_What the task asks_
Read the records and write them out again exactly.

++++++++++

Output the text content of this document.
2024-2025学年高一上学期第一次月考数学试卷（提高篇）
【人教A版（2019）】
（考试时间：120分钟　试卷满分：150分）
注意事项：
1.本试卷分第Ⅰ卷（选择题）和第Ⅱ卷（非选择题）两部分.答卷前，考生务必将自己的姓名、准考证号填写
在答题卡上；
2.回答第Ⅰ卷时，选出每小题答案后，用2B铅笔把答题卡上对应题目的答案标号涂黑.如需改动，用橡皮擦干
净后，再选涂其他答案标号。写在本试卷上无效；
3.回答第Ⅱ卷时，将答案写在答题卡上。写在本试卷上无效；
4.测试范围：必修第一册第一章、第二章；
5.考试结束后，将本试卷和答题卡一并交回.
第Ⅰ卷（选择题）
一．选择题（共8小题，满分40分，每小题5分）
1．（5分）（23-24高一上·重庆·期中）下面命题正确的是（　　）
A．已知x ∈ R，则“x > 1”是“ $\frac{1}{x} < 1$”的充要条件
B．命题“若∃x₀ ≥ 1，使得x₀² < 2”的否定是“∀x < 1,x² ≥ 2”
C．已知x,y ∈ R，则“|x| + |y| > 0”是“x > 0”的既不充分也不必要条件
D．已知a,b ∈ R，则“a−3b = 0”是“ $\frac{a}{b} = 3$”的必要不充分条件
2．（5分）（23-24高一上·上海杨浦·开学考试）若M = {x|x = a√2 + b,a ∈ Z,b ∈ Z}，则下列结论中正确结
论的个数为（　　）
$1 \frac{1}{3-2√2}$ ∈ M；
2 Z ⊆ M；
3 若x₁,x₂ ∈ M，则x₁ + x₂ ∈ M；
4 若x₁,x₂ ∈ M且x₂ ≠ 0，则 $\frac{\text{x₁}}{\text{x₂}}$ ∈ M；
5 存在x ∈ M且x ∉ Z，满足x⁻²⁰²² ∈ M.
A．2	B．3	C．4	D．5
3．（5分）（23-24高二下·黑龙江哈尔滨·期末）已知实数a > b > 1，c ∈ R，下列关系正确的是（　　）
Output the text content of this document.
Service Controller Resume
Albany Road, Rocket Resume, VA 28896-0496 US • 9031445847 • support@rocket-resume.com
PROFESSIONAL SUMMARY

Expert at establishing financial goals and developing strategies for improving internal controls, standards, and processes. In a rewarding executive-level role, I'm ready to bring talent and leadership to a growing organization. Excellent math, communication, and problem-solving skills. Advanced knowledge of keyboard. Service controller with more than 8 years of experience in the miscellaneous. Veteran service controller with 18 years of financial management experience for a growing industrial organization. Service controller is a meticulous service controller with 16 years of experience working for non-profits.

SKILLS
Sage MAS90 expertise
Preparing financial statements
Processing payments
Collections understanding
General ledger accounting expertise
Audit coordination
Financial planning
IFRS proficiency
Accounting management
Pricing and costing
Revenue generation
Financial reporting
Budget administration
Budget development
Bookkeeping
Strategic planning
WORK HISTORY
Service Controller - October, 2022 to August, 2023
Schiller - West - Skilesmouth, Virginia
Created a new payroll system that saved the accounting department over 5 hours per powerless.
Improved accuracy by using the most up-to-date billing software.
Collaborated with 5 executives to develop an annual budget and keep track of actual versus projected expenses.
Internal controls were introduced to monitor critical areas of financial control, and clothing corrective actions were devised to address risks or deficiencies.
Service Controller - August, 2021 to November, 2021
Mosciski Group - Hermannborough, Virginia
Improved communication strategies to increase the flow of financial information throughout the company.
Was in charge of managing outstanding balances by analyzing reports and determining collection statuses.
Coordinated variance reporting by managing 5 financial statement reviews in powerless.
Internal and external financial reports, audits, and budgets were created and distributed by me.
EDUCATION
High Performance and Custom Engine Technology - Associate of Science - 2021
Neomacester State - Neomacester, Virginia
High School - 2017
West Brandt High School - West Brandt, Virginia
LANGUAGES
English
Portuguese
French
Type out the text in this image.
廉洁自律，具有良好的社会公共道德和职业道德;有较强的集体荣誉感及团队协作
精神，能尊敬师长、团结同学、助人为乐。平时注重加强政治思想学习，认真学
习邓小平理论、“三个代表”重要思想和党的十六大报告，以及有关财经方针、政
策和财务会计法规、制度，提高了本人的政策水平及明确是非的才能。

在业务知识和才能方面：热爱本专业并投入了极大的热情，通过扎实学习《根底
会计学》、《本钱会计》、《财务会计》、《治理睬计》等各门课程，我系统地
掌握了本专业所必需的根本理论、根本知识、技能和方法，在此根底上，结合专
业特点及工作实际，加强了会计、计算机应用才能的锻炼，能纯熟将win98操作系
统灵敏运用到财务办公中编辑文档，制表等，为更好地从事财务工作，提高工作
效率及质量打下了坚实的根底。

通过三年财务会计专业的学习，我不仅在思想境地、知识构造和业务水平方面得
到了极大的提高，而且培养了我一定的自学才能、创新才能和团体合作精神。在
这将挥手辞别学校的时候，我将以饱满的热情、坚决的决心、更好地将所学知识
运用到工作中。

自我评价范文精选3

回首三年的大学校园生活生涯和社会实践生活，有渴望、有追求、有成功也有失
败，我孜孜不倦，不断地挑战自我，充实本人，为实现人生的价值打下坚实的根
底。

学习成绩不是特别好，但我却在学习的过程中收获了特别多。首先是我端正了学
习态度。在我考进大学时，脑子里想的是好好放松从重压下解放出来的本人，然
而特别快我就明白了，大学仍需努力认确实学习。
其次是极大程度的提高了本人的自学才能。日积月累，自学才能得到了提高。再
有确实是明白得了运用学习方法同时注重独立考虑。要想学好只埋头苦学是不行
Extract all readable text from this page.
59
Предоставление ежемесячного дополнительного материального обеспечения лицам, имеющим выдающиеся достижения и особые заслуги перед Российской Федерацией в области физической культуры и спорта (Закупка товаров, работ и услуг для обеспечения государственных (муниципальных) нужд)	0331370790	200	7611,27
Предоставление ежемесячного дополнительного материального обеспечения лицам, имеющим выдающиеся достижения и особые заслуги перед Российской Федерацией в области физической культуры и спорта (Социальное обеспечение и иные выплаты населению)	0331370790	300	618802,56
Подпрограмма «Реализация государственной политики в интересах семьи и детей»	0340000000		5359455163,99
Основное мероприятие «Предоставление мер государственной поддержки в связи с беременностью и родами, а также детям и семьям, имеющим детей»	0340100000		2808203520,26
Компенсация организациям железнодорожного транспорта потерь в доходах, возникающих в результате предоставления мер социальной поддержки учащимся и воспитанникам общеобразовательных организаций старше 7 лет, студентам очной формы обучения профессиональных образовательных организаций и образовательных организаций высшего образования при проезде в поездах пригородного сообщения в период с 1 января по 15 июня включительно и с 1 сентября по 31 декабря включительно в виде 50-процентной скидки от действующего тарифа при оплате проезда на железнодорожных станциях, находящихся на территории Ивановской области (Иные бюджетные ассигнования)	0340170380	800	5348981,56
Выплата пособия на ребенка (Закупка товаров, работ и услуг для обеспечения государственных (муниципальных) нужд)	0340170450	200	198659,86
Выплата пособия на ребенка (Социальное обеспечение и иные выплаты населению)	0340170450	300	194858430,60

++++++++++

_Answer to this task_
Output the text content of this document.
2024-2025学年高一上学期第一次月考数学试卷（提高篇）
【人教A版（2019）】
（考试时间：120分钟　试卷满分：150分）
注意事项：
1.本试卷分第Ⅰ卷（选择题）和第Ⅱ卷（非选择题）两部分.答卷前，考生务必将自己的姓名、准考证号填写
在答题卡上；
2.回答第Ⅰ卷时，选出每小题答案后，用2B铅笔把答题卡上对应题目的答案标号涂黑.如需改动，用橡皮擦干
净后，再选涂其他答案标号。写在本试卷上无效；
3.回答第Ⅱ卷时，将答案写在答题卡上。写在本试卷上无效；
4.测试范围：必修第一册第一章、第二章；
5.考试结束后，将本试卷和答题卡一并交回.
第Ⅰ卷（选择题）
一．选择题（共8小题，满分40分，每小题5分）
1．（5分）（23-24高一上·重庆·期中）下面命题正确的是（　　）
A．已知x ∈ R，则“x > 1”是“ $\frac{1}{x} < 1$”的充要条件
B．命题“若∃x₀ ≥ 1，使得x₀² < 2”的否定是“∀x < 1,x² ≥ 2”
C．已知x,y ∈ R，则“|x| + |y| > 0”是“x > 0”的既不充分也不必要条件
D．已知a,b ∈ R，则“a−3b = 0”是“ $\frac{a}{b} = 3$”的必要不充分条件
2．（5分）（23-24高一上·上海杨浦·开学考试）若M = {x|x = a√2 + b,a ∈ Z,b ∈ Z}，则下列结论中正确结
论的个数为（　　）
$1 \frac{1}{3-2√2}$ ∈ M；
2 Z ⊆ M；
3 若x₁,x₂ ∈ M，则x₁ + x₂ ∈ M；
4 若x₁,x₂ ∈ M且x₂ ≠ 0，则 $\frac{\text{x₁}}{\text{x₂}}$ ∈ M；
5 存在x ∈ M且x ∉ Z，满足x⁻²⁰²² ∈ M.
A．2	B．3	C．4	D．5
3．（5分）（23-24高二下·黑龙江哈尔滨·期末）已知实数a > b > 1，c ∈ R，下列关系正确的是（　　）
Output the text content of this document.
Service Controller Resume
Albany Road, Rocket Resume, VA 28896-0496 US • 9031445847 • support@rocket-resume.com
PROFESSIONAL SUMMARY

Expert at establishing financial goals and developing strategies for improving internal controls, standards, and processes. In a rewarding executive-level role, I'm ready to bring talent and leadership to a growing organization. Excellent math, communication, and problem-solving skills. Advanced knowledge of keyboard. Service controller with more than 8 years of experience in the miscellaneous. Veteran service controller with 18 years of financial management experience for a growing industrial organization. Service controller is a meticulous service controller with 16 years of experience working for non-profits.

SKILLS
Sage MAS90 expertise
Preparing financial statements
Processing payments
Collections understanding
General ledger accounting expertise
Audit coordination
Financial planning
IFRS proficiency
Accounting management
Pricing and costing
Revenue generation
Financial reporting
Budget administration
Budget development
Bookkeeping
Strategic planning
WORK HISTORY
Service Controller - October, 2022 to August, 2023
Schiller - West - Skilesmouth, Virginia
Created a new payroll system that saved the accounting department over 5 hours per powerless.
Improved accuracy by using the most up-to-date billing software.
Collaborated with 5 executives to develop an annual budget and keep track of actual versus projected expenses.
Internal controls were introduced to monitor critical areas of financial control, and clothing corrective actions were devised to address risks or deficiencies.
Service Controller - August, 2021 to November, 2021
Mosciski Group - Hermannborough, Virginia
Improved communication strategies to increase the flow of financial information throughout the company.
Was in charge of managing outstanding balances by analyzing reports and determining collection statuses.
Coordinated variance reporting by managing 5 financial statement reviews in powerless.
Internal and external financial reports, audits, and budgets were created and distributed by me.
EDUCATION
High Performance and Custom Engine Technology - Associate of Science - 2021
Neomacester State - Neomacester, Virginia
High School - 2017
West Brandt High School - West Brandt, Virginia
LANGUAGES
English
Portuguese
French
Type out the text in this image.
廉洁自律，具有良好的社会公共道德和职业道德;有较强的集体荣誉感及团队协作
精神，能尊敬师长、团结同学、助人为乐。平时注重加强政治思想学习，认真学
习邓小平理论、“三个代表”重要思想和党的十六大报告，以及有关财经方针、政
策和财务会计法规、制度，提高了本人的政策水平及明确是非的才能。

在业务知识和才能方面：热爱本专业并投入了极大的热情，通过扎实学习《根底
会计学》、《本钱会计》、《财务会计》、《治理睬计》等各门课程，我系统地
掌握了本专业所必需的根本理论、根本知识、技能和方法，在此根底上，结合专
业特点及工作实际，加强了会计、计算机应用才能的锻炼，能纯熟将win98操作系
统灵敏运用到财务办公中编辑文档，制表等，为更好地从事财务工作，提高工作
效率及质量打下了坚实的根底。

通过三年财务会计专业的学习，我不仅在思想境地、知识构造和业务水平方面得
到了极大的提高，而且培养了我一定的自学才能、创新才能和团体合作精神。在
这将挥手辞别学校的时候，我将以饱满的热情、坚决的决心、更好地将所学知识
运用到工作中。

自我评价范文精选3

回首三年的大学校园生活生涯和社会实践生活，有渴望、有追求、有成功也有失
败，我孜孜不倦，不断地挑战自我，充实本人，为实现人生的价值打下坚实的根
底。

学习成绩不是特别好，但我却在学习的过程中收获了特别多。首先是我端正了学
习态度。在我考进大学时，脑子里想的是好好放松从重压下解放出来的本人，然
而特别快我就明白了，大学仍需努力认确实学习。
其次是极大程度的提高了本人的自学才能。日积月累，自学才能得到了提高。再
有确实是明白得了运用学习方法同时注重独立考虑。要想学好只埋头苦学是不行
Extract all readable text from this page.
59
Предоставление ежемесячного дополнительного материального обеспечения лицам, имеющим выдающиеся достижения и особые заслуги перед Российской Федерацией в области физической культуры и спорта (Закупка товаров, работ и услуг для обеспечения государственных (муниципальных) нужд)	0331370790	200	7611,27
Предоставление ежемесячного дополнительного материального обеспечения лицам, имеющим выдающиеся достижения и особые заслуги перед Российской Федерацией в области физической культуры и спорта (Социальное обеспечение и иные выплаты населению)	0331370790	300	618802,56
Подпрограмма «Реализация государственной политики в интересах семьи и детей»	0340000000		5359455163,99
Основное мероприятие «Предоставление мер государственной поддержки в связи с беременностью и родами, а также детям и семьям, имеющим детей»	0340100000		2808203520,26
Компенсация организациям железнодорожного транспорта потерь в доходах, возникающих в результате предоставления мер социальной поддержки учащимся и воспитанникам общеобразовательных организаций старше 7 лет, студентам очной формы обучения профессиональных образовательных организаций и образовательных организаций высшего образования при проезде в поездах пригородного сообщения в период с 1 января по 15 июня включительно и с 1 сентября по 31 декабря включительно в виде 50-процентной скидки от действующего тарифа при оплате проезда на железнодорожных станциях, находящихся на территории Ивановской области (Иные бюджетные ассигнования)	0340170380	800	5348981,56
Выплата пособия на ребенка (Закупка товаров, работ и услуг для обеспечения государственных (муниципальных) нужд)	0340170450	200	198659,86
Выплата пособия на ребенка (Социальное обеспечение и иные выплаты населению)	0340170450	300	194858430,60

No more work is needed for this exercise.